▸ What you will do
Show every line that has the string "キャッシュ" in it.

▸ The data
+ + + + +

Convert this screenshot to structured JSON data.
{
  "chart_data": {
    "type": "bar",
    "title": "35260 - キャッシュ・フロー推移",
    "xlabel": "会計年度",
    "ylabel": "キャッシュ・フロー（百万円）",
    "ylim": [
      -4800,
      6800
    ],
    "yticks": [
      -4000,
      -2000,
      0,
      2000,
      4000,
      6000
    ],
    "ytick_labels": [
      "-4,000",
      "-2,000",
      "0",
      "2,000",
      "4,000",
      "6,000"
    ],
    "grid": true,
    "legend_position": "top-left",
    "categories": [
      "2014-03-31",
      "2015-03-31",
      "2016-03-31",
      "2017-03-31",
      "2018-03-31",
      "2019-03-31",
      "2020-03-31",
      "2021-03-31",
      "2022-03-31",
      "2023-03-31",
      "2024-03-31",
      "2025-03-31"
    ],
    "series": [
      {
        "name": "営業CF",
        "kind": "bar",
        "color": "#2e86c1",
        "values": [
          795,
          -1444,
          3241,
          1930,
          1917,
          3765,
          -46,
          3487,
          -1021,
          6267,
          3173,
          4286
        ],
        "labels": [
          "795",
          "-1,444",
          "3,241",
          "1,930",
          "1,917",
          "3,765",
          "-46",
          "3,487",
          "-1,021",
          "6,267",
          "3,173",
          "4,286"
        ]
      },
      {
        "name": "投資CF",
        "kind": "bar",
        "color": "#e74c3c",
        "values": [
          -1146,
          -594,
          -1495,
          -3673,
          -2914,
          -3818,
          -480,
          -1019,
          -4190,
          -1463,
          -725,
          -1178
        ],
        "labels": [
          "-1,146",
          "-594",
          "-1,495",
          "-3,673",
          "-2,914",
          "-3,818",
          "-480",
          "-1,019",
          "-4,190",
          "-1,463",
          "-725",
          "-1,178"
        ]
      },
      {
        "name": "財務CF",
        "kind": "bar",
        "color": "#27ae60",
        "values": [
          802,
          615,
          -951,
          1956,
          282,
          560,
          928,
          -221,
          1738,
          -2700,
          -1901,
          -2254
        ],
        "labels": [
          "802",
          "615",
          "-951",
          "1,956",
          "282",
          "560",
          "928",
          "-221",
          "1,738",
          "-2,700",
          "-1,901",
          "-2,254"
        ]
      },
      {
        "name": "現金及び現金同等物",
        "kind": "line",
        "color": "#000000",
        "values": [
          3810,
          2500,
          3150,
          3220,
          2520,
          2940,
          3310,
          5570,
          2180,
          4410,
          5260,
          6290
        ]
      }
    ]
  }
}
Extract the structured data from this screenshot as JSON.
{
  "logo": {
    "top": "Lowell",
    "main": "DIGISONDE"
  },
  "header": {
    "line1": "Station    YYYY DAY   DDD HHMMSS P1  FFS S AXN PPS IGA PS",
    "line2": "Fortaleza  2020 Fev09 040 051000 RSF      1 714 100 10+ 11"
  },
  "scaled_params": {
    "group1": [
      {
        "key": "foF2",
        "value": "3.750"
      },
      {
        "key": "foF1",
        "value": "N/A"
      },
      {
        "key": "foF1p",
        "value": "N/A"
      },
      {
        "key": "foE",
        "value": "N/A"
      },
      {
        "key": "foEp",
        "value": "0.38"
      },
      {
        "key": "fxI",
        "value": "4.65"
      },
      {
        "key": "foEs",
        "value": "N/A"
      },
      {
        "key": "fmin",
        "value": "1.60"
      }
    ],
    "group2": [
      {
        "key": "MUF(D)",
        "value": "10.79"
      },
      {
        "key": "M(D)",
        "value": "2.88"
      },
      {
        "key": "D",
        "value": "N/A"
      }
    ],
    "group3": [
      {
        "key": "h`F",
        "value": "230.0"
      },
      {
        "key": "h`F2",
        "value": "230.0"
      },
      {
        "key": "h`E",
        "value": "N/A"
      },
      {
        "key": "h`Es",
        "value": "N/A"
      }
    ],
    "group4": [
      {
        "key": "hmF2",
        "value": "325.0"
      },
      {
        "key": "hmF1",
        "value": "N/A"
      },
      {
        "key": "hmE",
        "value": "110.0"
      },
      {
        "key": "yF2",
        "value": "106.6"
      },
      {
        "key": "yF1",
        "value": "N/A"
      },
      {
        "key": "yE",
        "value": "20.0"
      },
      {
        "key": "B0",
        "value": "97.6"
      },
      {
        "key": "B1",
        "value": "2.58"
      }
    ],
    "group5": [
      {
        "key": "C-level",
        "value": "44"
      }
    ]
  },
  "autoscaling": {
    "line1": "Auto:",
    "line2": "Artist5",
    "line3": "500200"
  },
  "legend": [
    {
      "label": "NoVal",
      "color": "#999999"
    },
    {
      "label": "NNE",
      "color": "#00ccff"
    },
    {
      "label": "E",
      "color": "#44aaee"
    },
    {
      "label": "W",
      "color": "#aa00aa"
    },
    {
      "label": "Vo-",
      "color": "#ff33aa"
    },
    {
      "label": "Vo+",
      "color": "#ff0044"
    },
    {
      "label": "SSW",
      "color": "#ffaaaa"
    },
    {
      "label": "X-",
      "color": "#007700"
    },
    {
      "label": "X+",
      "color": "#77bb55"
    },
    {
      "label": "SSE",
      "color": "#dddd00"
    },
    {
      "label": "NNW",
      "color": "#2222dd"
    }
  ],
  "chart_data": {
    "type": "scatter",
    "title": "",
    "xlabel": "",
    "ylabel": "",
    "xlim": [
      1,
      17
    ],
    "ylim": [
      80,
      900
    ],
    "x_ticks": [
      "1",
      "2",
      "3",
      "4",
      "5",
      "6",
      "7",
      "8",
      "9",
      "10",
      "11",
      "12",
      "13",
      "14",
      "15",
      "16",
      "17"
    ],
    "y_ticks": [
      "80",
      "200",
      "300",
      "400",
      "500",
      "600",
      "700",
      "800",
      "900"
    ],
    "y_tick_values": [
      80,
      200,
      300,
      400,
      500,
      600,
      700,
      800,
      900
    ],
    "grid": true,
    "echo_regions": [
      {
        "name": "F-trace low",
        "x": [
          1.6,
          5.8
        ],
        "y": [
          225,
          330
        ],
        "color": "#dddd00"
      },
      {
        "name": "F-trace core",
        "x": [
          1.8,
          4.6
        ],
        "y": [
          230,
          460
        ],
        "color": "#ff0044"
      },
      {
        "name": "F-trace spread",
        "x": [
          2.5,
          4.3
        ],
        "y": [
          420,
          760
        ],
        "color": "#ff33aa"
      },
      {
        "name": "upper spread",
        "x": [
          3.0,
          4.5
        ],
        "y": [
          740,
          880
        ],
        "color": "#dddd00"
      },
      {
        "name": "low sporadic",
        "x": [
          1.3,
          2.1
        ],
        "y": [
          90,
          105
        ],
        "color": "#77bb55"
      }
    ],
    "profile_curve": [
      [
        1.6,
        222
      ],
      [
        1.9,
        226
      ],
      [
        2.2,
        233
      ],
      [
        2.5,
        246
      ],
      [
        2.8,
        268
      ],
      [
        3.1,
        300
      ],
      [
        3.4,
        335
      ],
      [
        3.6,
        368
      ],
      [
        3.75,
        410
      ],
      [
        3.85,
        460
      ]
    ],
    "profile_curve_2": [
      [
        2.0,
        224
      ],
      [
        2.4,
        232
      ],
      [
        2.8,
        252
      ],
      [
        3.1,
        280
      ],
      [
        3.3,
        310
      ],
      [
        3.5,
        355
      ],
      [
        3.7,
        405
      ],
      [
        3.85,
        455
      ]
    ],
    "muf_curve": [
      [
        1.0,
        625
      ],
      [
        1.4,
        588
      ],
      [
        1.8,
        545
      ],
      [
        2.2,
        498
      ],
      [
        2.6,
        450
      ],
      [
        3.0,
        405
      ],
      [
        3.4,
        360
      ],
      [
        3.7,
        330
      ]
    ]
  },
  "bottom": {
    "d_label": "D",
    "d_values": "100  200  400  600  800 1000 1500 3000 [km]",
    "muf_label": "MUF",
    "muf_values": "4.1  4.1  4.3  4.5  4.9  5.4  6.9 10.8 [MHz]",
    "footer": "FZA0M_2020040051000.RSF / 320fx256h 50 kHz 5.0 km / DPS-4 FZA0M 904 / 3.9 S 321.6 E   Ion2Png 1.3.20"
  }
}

+ + + + +

▸ Finished exercise
    "title": "35260 - キャッシュ・フロー推移",
    "ylabel": "キャッシュ・フロー（百万円）",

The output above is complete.